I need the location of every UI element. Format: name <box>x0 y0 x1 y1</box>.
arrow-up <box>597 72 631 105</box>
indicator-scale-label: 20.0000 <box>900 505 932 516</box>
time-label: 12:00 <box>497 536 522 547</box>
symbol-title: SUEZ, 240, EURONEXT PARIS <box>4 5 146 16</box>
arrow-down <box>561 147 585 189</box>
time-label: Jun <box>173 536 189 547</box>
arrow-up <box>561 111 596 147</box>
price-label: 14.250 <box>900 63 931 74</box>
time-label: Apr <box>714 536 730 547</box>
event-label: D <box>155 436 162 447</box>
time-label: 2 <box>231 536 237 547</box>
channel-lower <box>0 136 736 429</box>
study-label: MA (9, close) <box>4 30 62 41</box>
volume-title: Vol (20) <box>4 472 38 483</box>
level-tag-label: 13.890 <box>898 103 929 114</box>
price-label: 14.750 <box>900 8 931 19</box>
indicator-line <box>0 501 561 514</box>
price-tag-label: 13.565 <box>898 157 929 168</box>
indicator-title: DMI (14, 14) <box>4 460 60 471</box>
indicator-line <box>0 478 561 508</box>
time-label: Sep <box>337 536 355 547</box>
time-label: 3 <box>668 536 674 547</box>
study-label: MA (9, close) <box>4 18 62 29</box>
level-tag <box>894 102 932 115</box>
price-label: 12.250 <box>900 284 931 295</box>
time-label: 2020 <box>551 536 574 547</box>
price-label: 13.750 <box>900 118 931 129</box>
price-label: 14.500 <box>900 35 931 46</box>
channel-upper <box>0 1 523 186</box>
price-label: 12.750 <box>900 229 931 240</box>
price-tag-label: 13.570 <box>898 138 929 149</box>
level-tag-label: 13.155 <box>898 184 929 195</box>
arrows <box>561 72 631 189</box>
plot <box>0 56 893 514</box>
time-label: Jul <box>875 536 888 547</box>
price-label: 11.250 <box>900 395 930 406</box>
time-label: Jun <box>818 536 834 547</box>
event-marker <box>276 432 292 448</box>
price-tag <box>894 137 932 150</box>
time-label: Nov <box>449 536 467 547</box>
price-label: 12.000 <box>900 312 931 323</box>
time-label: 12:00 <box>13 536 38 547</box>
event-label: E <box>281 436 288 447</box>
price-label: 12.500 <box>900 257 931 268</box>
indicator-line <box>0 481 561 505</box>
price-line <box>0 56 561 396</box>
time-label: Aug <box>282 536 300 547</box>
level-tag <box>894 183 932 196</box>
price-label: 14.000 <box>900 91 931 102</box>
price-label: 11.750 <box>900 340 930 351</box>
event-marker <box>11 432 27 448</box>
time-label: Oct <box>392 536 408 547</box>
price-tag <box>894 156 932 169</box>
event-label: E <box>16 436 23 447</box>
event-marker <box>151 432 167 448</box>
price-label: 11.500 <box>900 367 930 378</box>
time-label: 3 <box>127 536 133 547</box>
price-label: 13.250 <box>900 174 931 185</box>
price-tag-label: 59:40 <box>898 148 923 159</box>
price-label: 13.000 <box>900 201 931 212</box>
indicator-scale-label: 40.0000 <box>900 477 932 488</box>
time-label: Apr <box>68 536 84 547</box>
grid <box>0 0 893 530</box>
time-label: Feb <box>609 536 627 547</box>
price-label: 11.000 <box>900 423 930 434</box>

——

YOUR GOAL
Please return the rows word for word, from the first one through the line containing "study-label: MA (9, close) <box>4 18".

OUTPUT FOR THIS EXERCISE
I need the location of every UI element. Format: name <box>x0 y0 x1 y1</box>.
arrow-up <box>597 72 631 105</box>
indicator-scale-label: 20.0000 <box>900 505 932 516</box>
time-label: 12:00 <box>497 536 522 547</box>
symbol-title: SUEZ, 240, EURONEXT PARIS <box>4 5 146 16</box>
arrow-down <box>561 147 585 189</box>
time-label: Jun <box>173 536 189 547</box>
arrow-up <box>561 111 596 147</box>
price-label: 14.250 <box>900 63 931 74</box>
time-label: Apr <box>714 536 730 547</box>
event-label: D <box>155 436 162 447</box>
time-label: 2 <box>231 536 237 547</box>
channel-lower <box>0 136 736 429</box>
study-label: MA (9, close) <box>4 30 62 41</box>
volume-title: Vol (20) <box>4 472 38 483</box>
level-tag-label: 13.890 <box>898 103 929 114</box>
price-label: 14.750 <box>900 8 931 19</box>
indicator-line <box>0 501 561 514</box>
price-tag-label: 13.565 <box>898 157 929 168</box>
indicator-title: DMI (14, 14) <box>4 460 60 471</box>
indicator-line <box>0 478 561 508</box>
time-label: Sep <box>337 536 355 547</box>
time-label: 3 <box>668 536 674 547</box>
study-label: MA (9, close) <box>4 18 62 29</box>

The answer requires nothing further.